WHAT THIS TASK INVOLVES >> In the travel passage on Naples, Sorrento and Capri, how long does the writer wait in line for a ticket at Roma-Termini?

Travel Reference
In-Depth Information
14. Naples, Sorrento and Capri
I checked out of my hotel and walked to Roma-Termini. It was, in the way of most public places in Italy,
a madhouse. At every ticket window customers were gesturing wildly. They didn't seem so much to be
buying tickets as pouring out their troubles to the monumentally indifferent and weary-looking men seated
behind each window. It is amazing how much emotion the Italians invest in even the simplest transactions.
I had to wait in line for forty minutes while a series of people ahead of me tore their hair and bellowed
and eventually were issued with a ticket and came away looking suddenly happy. I couldn't guess what their
problems were, and in any case I was too busy fending off the many people who tried to cut in front of me,
as if I were holding a door open for them. One of them tried twice. You need a pickaxe to keep your place in
a Roman queue.
Finally, with only a minute to spare before my train left, my turn came. I bought a second-class single to
Naples - it was easy; I don't know what all the fuss was about - then raced around the corner to the platform
and did something I've always longed to do: I jumped onto a moving train - or, to be slightly more precise,
fell into it, like a mailbag tossed from the platform.
The train was crowded, but I found a seat by a window and caught my breath and mopped up the blood
trickling down my shins as we lumbered slowly out through the endless tower-block suburbs of Rome,
picked up speed and moved on to a dusty, hazy countryside full of half-finished houses and small apartment
buildings with no sign of work in progress. It was a two-and-a-half-hour journey to Naples and everyone on
the train, without apparent exception, passed the time by sleeping, stirring to wakefulness only to note the
location when we stopped at some drowsing station or to show a ticket to the conductor when he passed
through. Most of the passengers looked poor and unshaven (even several of the women), which was a
notable contrast after the worldly elegance of Rome. These, I supposed, were mostly Neapolitan labourers
who had come to Rome for the work and were now heading home to see their families.
I watched the scenery - a low plain leading to mountains of the palest green and dotted with occasional
lifeless villages, all bearing yet more unfinished houses - and passed the time dreamily embroidering my
Ornella Muti fantasy, which had now grown to include a large transparent beach ball, two unicycles, a
trampoline and the massed voices of the Mormon Tabernacle Choir. The air in the carriage was warm and
still and before long I fell into a doze myself, but was startled awake after a few minutes by a baleful wailing.

RECORDED DATA >>
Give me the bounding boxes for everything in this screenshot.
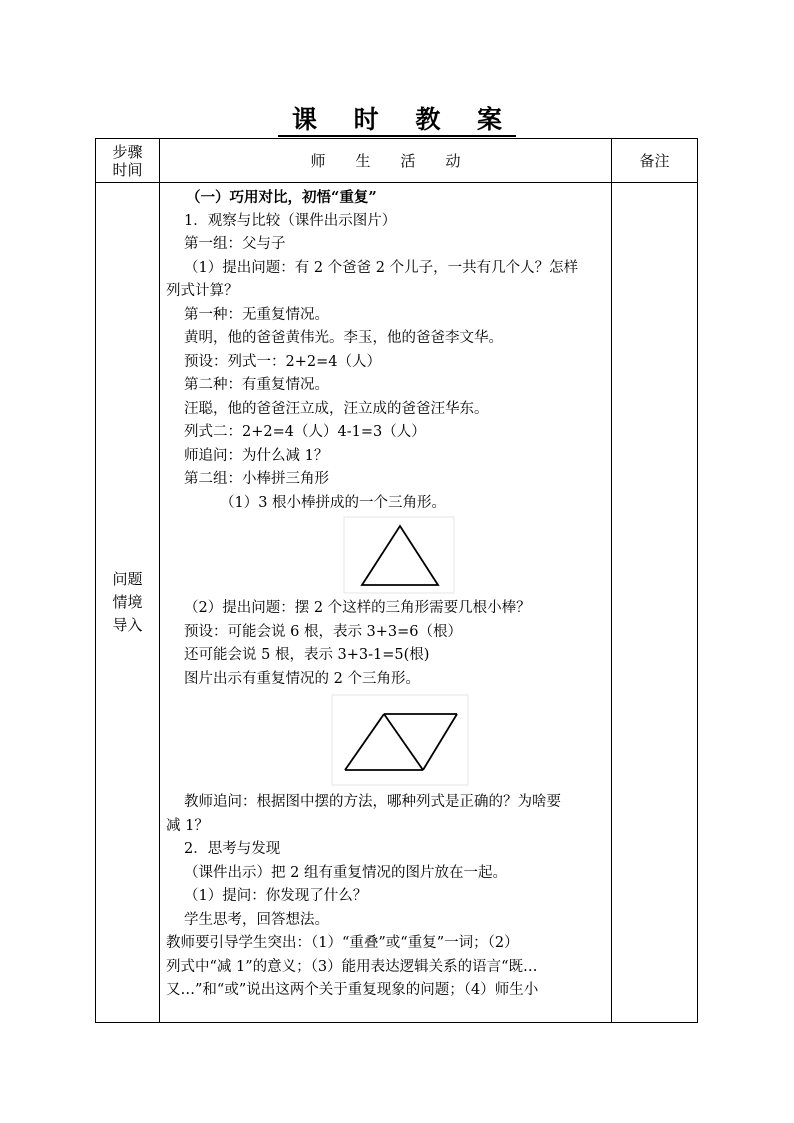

SOLUTION >> Forty minutes.